__Short task__
Single out the lines that include the word "Charlie". Copy them.

# Materials provided start

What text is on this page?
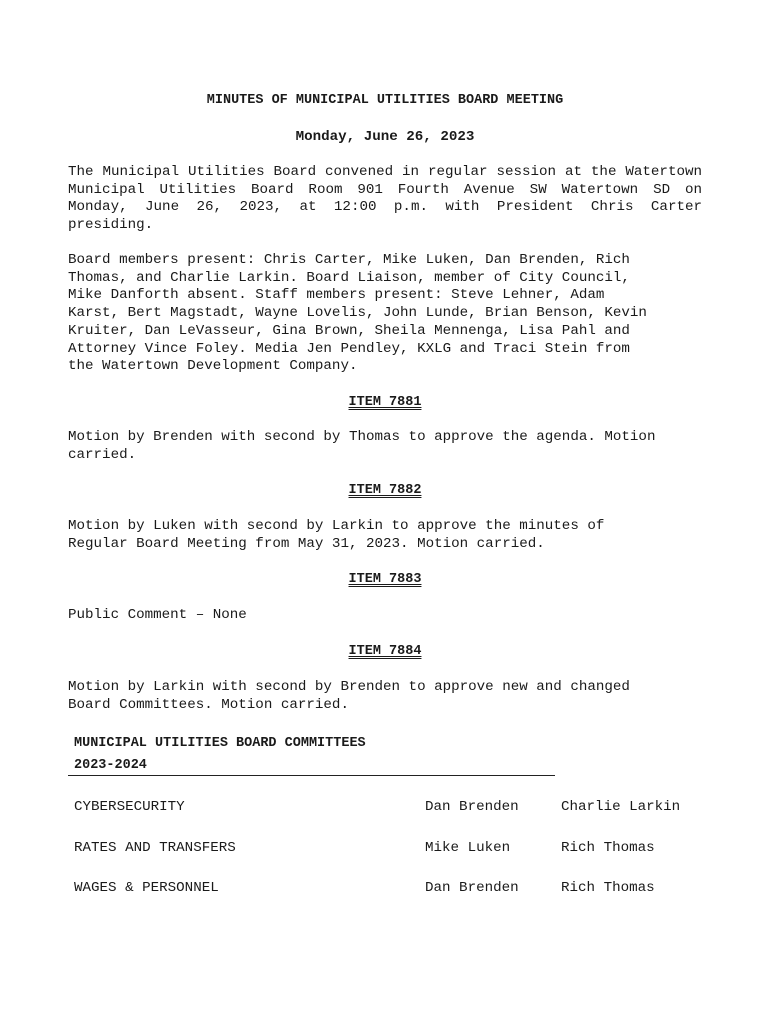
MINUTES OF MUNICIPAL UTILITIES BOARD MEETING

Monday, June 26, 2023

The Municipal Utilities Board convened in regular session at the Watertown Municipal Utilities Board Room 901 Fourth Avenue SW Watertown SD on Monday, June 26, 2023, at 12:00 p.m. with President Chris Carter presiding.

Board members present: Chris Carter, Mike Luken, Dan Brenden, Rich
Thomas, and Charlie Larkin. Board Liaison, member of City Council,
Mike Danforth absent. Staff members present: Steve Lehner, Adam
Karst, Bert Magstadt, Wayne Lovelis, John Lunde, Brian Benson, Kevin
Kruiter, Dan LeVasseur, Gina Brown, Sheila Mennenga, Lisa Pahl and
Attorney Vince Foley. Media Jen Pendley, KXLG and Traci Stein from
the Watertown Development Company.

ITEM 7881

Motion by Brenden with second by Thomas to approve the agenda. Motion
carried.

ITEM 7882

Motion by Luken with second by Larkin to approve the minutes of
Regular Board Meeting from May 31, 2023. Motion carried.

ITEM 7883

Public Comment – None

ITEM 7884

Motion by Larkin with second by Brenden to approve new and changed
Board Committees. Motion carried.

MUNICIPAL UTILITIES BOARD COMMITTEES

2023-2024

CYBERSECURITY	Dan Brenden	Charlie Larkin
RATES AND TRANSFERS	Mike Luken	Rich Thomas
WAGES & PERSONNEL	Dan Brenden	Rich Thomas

# Materials provided end

__Exercise answer__
Thomas, and Charlie Larkin. Board Liaison, member of City Council,
CYBERSECURITY	Dan Brenden	Charlie Larkin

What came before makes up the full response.